• _The exercise_
Reproduce all records exactly.

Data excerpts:
— begin —

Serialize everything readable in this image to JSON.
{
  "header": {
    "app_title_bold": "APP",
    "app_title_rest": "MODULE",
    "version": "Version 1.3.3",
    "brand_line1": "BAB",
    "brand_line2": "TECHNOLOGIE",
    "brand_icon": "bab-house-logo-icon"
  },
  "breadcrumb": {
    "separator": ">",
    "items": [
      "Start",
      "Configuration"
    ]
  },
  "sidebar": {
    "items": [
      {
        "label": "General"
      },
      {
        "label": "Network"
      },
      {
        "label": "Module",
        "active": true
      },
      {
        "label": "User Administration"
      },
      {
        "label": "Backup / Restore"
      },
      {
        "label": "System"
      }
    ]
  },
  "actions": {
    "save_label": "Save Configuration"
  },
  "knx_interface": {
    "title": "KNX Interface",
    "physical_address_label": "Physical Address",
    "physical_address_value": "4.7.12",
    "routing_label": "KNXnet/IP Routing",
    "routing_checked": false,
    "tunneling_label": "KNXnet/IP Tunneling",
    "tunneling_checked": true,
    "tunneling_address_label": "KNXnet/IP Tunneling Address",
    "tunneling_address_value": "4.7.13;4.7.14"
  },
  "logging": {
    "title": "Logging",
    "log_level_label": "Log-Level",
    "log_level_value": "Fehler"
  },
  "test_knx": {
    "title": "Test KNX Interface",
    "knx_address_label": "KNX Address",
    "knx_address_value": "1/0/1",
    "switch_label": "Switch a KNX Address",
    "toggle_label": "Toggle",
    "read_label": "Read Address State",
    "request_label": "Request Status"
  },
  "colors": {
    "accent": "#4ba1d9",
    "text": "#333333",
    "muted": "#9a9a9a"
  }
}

— end —

• _Full solution_
Serialize everything readable in this image to JSON.
{
  "header": {
    "app_title_bold": "APP",
    "app_title_rest": "MODULE",
    "version": "Version 1.3.3",
    "brand_line1": "BAB",
    "brand_line2": "TECHNOLOGIE",
    "brand_icon": "bab-house-logo-icon"
  },
  "breadcrumb": {
    "separator": ">",
    "items": [
      "Start",
      "Configuration"
    ]
  },
  "sidebar": {
    "items": [
      {
        "label": "General"
      },
      {
        "label": "Network"
      },
      {
        "label": "Module",
        "active": true
      },
      {
        "label": "User Administration"
      },
      {
        "label": "Backup / Restore"
      },
      {
        "label": "System"
      }
    ]
  },
  "actions": {
    "save_label": "Save Configuration"
  },
  "knx_interface": {
    "title": "KNX Interface",
    "physical_address_label": "Physical Address",
    "physical_address_value": "4.7.12",
    "routing_label": "KNXnet/IP Routing",
    "routing_checked": false,
    "tunneling_label": "KNXnet/IP Tunneling",
    "tunneling_checked": true,
    "tunneling_address_label": "KNXnet/IP Tunneling Address",
    "tunneling_address_value": "4.7.13;4.7.14"
  },
  "logging": {
    "title": "Logging",
    "log_level_label": "Log-Level",
    "log_level_value": "Fehler"
  },
  "test_knx": {
    "title": "Test KNX Interface",
    "knx_address_label": "KNX Address",
    "knx_address_value": "1/0/1",
    "switch_label": "Switch a KNX Address",
    "toggle_label": "Toggle",
    "read_label": "Read Address State",
    "request_label": "Request Status"
  },
  "colors": {
    "accent": "#4ba1d9",
    "text": "#333333",
    "muted": "#9a9a9a"
  }
}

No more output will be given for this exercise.